§ Given task: Each entry below should be echoed exactly, with pictures omitted.

§ Provided material:

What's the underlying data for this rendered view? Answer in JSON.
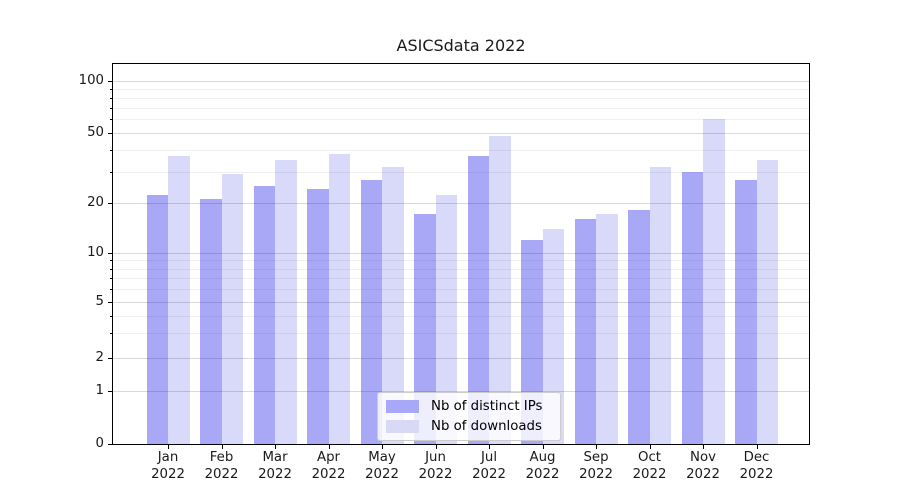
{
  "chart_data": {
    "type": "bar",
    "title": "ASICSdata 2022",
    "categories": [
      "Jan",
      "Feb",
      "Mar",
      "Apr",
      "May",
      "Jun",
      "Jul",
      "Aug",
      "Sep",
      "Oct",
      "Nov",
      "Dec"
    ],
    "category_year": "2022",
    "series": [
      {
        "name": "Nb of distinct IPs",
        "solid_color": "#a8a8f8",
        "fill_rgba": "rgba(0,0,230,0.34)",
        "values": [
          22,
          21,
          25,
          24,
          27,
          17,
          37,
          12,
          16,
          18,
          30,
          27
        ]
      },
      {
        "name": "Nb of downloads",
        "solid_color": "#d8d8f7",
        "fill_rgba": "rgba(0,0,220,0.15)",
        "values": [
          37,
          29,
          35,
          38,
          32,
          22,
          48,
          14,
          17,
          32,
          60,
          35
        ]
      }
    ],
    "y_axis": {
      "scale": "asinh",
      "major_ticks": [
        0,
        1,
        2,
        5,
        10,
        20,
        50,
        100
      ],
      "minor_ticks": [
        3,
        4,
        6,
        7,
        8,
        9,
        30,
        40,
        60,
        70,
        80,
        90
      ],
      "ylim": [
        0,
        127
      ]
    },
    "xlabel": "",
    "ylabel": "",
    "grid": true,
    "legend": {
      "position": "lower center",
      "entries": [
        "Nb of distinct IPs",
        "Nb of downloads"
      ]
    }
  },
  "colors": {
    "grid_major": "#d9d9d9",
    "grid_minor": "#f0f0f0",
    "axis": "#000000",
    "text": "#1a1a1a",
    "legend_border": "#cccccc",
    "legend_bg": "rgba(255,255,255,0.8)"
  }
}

§ Reply:
What's the underlying data for this rendered view? Answer in JSON.
{
  "chart_data": {
    "type": "bar",
    "title": "ASICSdata 2022",
    "categories": [
      "Jan",
      "Feb",
      "Mar",
      "Apr",
      "May",
      "Jun",
      "Jul",
      "Aug",
      "Sep",
      "Oct",
      "Nov",
      "Dec"
    ],
    "category_year": "2022",
    "series": [
      {
        "name": "Nb of distinct IPs",
        "solid_color": "#a8a8f8",
        "fill_rgba": "rgba(0,0,230,0.34)",
        "values": [
          22,
          21,
          25,
          24,
          27,
          17,
          37,
          12,
          16,
          18,
          30,
          27
        ]
      },
      {
        "name": "Nb of downloads",
        "solid_color": "#d8d8f7",
        "fill_rgba": "rgba(0,0,220,0.15)",
        "values": [
          37,
          29,
          35,
          38,
          32,
          22,
          48,
          14,
          17,
          32,
          60,
          35
        ]
      }
    ],
    "y_axis": {
      "scale": "asinh",
      "major_ticks": [
        0,
        1,
        2,
        5,
        10,
        20,
        50,
        100
      ],
      "minor_ticks": [
        3,
        4,
        6,
        7,
        8,
        9,
        30,
        40,
        60,
        70,
        80,
        90
      ],
      "ylim": [
        0,
        127
      ]
    },
    "xlabel": "",
    "ylabel": "",
    "grid": true,
    "legend": {
      "position": "lower center",
      "entries": [
        "Nb of distinct IPs",
        "Nb of downloads"
      ]
    }
  },
  "colors": {
    "grid_major": "#d9d9d9",
    "grid_minor": "#f0f0f0",
    "axis": "#000000",
    "text": "#1a1a1a",
    "legend_border": "#cccccc",
    "legend_bg": "rgba(255,255,255,0.8)"
  }
}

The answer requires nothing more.